Search the material below for the word "this" and copy every line in which it occurs.

"""

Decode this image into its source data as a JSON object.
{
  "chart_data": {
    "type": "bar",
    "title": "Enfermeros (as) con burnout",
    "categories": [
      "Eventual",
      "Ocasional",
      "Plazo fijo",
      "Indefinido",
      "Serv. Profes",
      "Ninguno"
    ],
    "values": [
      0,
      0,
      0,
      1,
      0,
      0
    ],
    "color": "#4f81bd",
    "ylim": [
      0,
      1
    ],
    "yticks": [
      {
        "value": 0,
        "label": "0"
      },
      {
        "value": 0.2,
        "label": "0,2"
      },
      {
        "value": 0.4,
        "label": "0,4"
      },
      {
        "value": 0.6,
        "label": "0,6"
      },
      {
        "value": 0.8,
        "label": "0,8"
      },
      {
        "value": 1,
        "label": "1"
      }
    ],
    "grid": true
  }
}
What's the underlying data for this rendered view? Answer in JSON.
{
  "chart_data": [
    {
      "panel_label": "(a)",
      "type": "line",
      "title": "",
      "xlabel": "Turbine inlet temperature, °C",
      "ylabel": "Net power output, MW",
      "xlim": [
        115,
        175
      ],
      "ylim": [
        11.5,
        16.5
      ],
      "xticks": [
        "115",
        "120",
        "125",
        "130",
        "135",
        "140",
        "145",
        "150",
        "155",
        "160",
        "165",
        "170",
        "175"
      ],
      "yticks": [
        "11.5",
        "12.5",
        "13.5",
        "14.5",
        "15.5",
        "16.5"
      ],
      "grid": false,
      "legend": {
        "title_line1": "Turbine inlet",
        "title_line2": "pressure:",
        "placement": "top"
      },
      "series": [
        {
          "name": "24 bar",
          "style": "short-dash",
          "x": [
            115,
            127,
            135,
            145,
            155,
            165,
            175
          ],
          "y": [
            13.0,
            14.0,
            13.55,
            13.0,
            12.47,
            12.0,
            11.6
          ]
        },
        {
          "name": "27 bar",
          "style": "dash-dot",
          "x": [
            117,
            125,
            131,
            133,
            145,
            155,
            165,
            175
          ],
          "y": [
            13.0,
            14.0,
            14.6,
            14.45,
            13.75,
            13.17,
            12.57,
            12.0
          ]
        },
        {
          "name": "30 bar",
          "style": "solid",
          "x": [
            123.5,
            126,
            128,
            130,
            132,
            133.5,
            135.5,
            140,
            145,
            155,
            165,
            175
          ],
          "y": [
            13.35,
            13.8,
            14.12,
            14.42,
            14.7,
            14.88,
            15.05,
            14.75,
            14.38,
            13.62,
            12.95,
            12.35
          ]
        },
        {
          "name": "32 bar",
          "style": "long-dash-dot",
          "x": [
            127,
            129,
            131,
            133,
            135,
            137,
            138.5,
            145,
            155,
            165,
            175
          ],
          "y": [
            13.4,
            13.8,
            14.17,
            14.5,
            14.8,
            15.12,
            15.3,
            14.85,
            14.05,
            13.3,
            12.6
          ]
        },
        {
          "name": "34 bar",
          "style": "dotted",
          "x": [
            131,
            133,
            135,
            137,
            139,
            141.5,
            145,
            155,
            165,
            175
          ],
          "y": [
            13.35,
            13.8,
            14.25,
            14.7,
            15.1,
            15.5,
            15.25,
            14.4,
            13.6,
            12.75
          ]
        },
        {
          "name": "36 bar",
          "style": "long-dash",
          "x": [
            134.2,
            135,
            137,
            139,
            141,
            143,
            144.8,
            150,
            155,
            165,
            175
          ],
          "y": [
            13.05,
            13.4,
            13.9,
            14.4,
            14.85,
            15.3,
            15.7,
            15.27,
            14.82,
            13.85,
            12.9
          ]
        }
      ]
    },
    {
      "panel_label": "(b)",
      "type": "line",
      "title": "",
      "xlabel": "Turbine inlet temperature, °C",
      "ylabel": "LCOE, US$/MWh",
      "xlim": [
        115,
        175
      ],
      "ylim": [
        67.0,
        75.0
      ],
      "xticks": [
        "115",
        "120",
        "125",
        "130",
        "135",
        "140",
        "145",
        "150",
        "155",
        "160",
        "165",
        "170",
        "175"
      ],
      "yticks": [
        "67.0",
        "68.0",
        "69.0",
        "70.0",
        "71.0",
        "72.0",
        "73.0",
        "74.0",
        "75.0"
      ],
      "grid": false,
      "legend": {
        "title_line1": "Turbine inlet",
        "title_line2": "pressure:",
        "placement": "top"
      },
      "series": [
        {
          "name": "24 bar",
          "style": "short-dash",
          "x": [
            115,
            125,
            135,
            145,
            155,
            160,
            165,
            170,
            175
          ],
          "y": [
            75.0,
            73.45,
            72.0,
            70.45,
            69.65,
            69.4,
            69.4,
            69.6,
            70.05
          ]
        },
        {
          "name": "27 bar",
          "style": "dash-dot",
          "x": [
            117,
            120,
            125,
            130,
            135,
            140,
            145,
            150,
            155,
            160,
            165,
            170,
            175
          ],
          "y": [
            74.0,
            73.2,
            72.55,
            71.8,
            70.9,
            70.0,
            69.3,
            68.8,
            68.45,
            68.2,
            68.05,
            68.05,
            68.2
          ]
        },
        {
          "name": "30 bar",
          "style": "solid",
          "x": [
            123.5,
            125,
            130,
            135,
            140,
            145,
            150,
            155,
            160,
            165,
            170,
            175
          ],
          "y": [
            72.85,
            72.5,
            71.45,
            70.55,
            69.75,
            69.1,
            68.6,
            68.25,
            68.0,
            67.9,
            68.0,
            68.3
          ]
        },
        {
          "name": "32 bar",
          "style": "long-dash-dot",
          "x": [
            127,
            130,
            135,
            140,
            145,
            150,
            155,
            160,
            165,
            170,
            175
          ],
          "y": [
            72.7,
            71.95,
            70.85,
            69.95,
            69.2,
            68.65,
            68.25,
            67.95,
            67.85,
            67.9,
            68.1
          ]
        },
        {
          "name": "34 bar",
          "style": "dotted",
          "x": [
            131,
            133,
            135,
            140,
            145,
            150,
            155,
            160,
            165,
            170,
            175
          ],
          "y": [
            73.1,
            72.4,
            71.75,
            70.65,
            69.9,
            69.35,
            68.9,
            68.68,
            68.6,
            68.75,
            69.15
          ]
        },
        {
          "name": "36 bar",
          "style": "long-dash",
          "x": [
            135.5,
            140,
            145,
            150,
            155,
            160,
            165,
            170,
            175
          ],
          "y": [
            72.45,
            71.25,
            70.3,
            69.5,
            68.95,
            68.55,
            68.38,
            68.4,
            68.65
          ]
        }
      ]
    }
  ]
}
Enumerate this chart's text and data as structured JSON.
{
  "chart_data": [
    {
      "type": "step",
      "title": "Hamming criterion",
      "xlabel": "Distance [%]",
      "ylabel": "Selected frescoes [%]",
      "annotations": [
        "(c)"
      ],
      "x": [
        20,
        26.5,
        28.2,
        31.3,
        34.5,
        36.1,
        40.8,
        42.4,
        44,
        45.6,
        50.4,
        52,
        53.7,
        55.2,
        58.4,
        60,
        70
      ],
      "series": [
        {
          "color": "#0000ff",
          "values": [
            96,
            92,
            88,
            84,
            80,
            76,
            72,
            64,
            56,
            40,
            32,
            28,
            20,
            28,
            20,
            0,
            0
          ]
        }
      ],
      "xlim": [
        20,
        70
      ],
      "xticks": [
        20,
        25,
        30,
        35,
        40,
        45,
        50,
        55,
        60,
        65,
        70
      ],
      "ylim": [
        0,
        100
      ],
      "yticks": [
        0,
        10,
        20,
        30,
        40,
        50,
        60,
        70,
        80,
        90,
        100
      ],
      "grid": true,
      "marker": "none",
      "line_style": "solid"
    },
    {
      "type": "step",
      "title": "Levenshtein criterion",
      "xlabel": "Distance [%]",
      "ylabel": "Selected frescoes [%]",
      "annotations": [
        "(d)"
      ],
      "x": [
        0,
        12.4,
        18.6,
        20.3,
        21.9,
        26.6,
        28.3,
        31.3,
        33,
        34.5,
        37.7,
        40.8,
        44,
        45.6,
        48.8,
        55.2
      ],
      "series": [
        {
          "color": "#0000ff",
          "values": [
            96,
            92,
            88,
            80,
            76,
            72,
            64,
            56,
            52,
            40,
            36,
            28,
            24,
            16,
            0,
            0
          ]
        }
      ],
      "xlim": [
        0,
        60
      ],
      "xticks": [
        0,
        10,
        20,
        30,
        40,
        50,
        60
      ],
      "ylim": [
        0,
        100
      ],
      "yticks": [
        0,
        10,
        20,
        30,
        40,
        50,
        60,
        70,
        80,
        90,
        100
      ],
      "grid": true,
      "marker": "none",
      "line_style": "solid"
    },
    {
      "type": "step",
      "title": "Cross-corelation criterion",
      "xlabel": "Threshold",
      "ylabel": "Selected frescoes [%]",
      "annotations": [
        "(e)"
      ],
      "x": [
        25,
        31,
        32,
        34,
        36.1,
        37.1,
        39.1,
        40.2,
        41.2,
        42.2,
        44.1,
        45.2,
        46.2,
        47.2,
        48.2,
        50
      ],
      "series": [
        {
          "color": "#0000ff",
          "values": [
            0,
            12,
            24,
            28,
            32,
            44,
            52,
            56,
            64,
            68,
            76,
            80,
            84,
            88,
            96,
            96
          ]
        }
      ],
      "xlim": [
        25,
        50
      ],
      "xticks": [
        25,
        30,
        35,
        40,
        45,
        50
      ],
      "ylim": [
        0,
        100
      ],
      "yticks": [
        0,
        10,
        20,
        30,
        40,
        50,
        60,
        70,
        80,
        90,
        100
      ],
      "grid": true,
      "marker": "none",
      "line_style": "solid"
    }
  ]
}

"""

#### Solved problem
Decode this image into its source data as a JSON object.
What's the underlying data for this rendered view? Answer in JSON.
Enumerate this chart's text and data as structured JSON.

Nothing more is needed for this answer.